----- Given information

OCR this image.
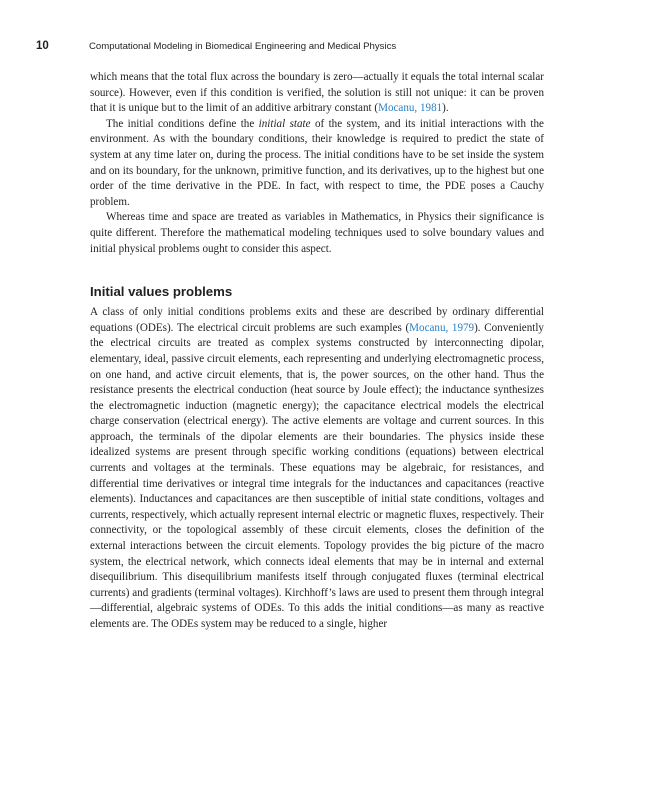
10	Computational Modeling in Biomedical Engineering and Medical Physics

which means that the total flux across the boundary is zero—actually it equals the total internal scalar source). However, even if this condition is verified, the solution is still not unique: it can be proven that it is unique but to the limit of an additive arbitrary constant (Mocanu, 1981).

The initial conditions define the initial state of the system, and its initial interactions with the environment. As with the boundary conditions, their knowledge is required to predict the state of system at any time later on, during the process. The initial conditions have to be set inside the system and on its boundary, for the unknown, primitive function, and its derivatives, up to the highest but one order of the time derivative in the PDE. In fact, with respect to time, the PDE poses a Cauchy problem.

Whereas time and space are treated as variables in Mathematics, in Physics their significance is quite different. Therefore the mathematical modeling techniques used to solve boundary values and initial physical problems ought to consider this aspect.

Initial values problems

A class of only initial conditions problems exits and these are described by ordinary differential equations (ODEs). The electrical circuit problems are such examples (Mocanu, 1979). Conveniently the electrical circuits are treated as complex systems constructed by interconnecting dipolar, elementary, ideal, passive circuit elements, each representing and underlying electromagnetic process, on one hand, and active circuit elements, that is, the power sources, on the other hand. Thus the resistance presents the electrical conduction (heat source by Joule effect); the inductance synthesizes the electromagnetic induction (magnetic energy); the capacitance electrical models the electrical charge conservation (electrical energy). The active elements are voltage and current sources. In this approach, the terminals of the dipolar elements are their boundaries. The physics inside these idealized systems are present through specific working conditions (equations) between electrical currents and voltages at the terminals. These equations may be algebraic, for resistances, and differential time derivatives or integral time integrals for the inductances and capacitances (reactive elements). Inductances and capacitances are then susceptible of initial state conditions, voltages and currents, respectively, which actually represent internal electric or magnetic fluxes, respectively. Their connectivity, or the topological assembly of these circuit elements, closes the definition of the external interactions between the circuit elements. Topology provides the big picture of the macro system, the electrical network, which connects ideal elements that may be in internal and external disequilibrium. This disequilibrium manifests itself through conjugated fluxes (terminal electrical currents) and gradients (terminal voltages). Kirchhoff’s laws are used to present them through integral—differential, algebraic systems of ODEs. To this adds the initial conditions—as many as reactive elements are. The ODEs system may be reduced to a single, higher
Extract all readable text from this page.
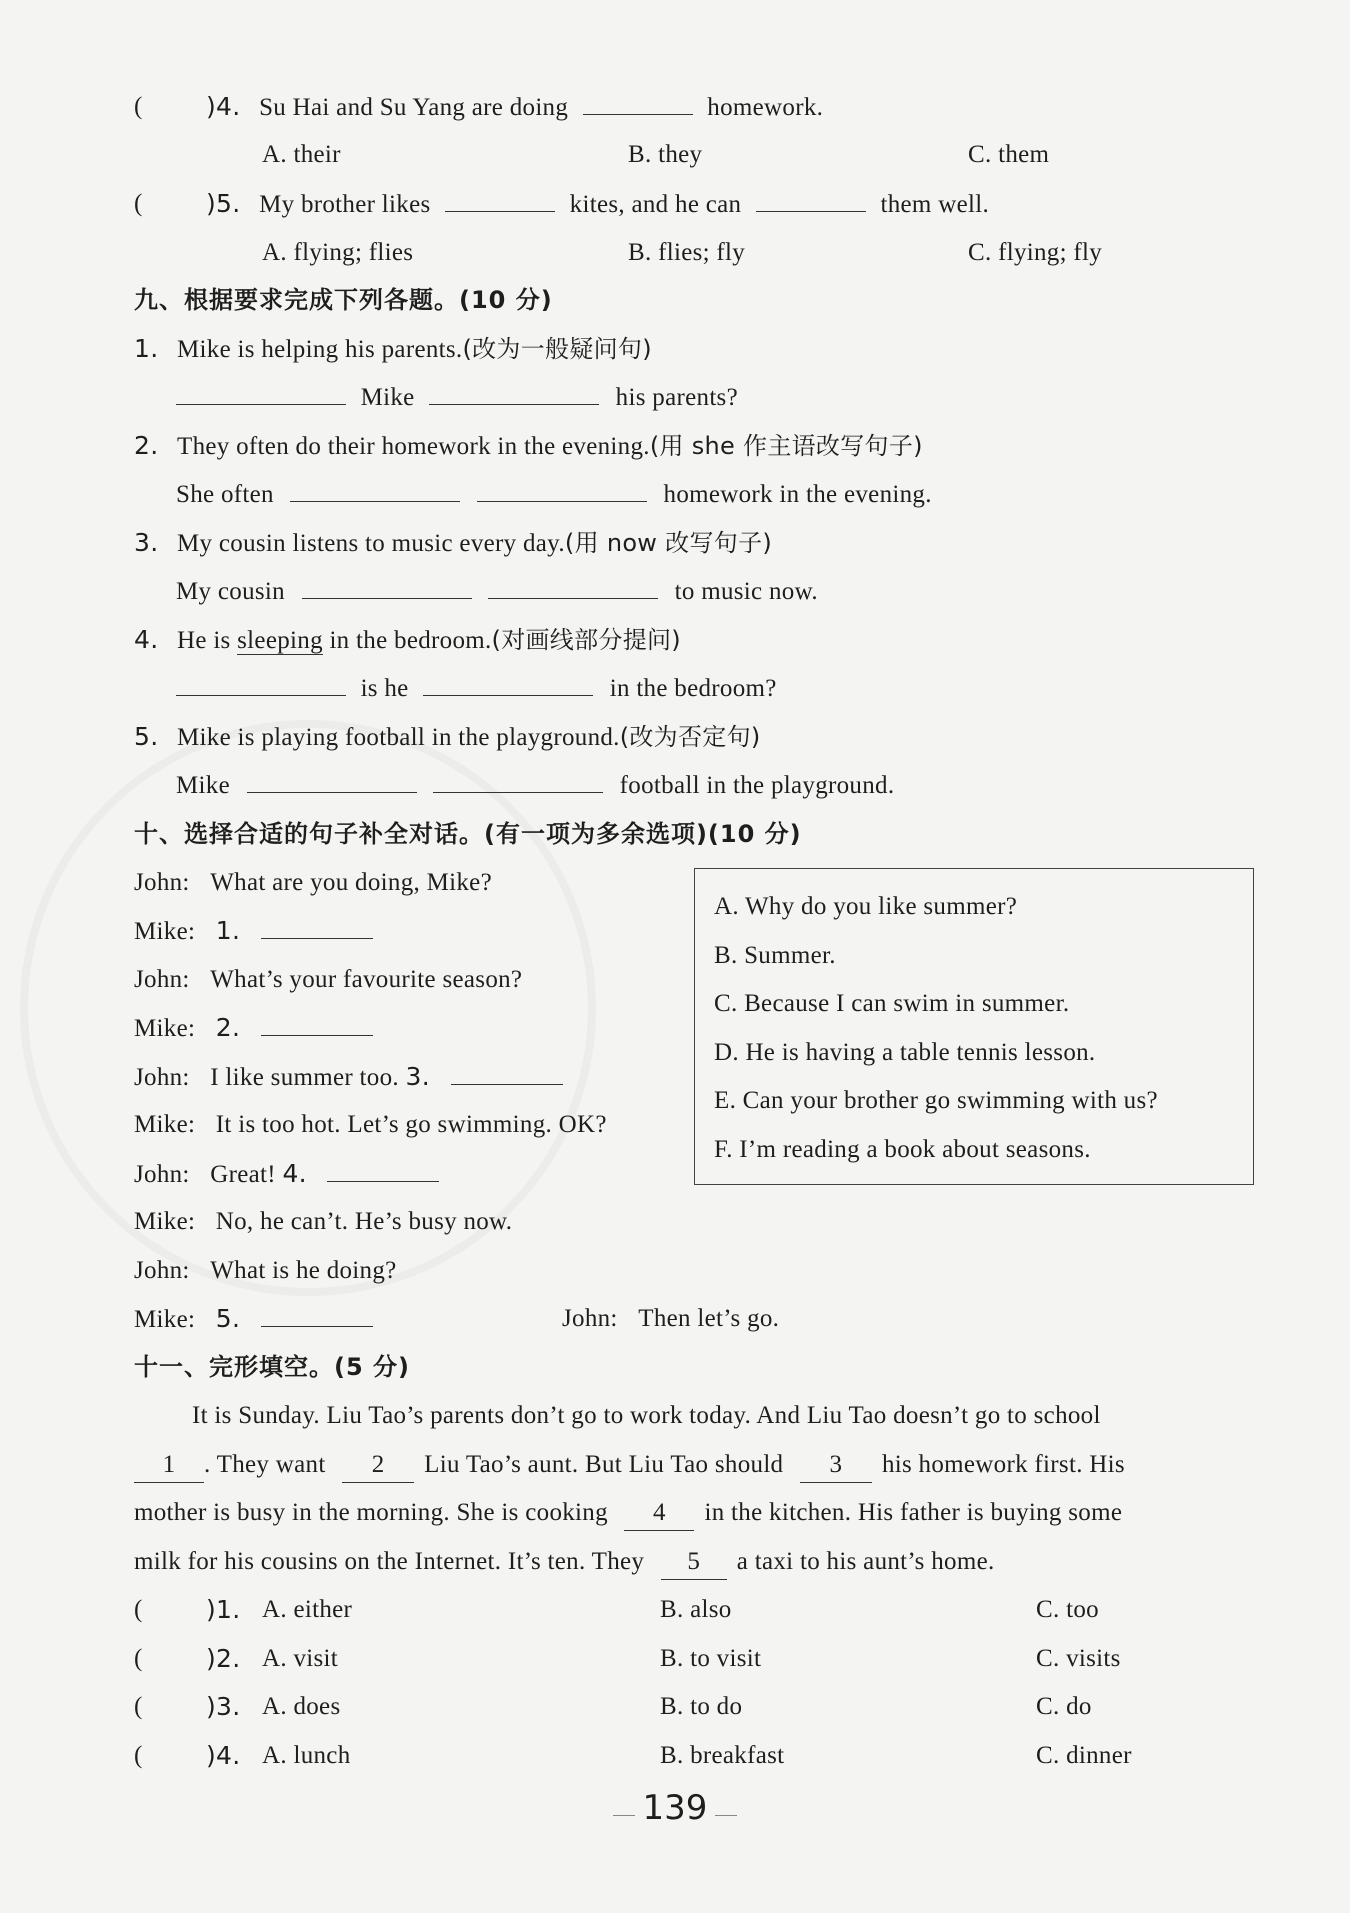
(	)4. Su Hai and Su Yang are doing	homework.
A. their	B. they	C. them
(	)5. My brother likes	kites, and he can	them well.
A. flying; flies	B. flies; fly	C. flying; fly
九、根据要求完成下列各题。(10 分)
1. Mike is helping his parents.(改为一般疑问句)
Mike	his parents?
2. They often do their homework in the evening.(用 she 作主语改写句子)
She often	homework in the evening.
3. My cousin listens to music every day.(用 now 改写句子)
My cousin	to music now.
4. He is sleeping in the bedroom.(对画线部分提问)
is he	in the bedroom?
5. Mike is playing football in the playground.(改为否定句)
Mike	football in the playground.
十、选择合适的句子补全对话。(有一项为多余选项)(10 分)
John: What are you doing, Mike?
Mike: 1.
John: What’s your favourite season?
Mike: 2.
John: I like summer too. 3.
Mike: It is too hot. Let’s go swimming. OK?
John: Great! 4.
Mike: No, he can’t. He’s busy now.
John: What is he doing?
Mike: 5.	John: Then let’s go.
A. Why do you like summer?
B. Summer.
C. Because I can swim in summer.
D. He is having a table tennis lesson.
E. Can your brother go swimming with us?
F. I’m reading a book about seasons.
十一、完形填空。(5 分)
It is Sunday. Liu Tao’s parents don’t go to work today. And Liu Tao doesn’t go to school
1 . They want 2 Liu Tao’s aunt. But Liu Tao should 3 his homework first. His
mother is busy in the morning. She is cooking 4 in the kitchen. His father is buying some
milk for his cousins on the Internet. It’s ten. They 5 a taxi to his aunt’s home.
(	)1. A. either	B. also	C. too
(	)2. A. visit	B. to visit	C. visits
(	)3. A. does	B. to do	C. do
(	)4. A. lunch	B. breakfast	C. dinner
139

----------
----- Given information

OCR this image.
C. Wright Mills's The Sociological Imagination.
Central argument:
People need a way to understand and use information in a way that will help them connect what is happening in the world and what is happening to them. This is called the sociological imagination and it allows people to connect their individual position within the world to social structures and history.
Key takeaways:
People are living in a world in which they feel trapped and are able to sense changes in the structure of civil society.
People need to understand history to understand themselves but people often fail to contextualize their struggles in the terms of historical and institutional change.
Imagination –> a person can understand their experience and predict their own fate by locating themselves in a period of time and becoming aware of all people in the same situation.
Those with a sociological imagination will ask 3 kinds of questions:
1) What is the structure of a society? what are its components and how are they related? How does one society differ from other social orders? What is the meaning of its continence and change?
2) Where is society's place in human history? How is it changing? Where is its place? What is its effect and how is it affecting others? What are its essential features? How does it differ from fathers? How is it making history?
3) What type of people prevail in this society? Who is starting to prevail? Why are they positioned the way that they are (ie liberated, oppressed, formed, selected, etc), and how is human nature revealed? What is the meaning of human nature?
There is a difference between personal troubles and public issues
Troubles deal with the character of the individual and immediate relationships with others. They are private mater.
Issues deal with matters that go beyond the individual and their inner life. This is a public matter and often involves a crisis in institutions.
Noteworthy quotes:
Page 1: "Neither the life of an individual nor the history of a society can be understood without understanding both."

----------

**Task directions**.
Check each line above for the word "doing" and copy the ones that have it.

**Output for this task**.
(	)4. Su Hai and Su Yang are doing	homework.
John: What are you doing, Mike?
John: What is he doing?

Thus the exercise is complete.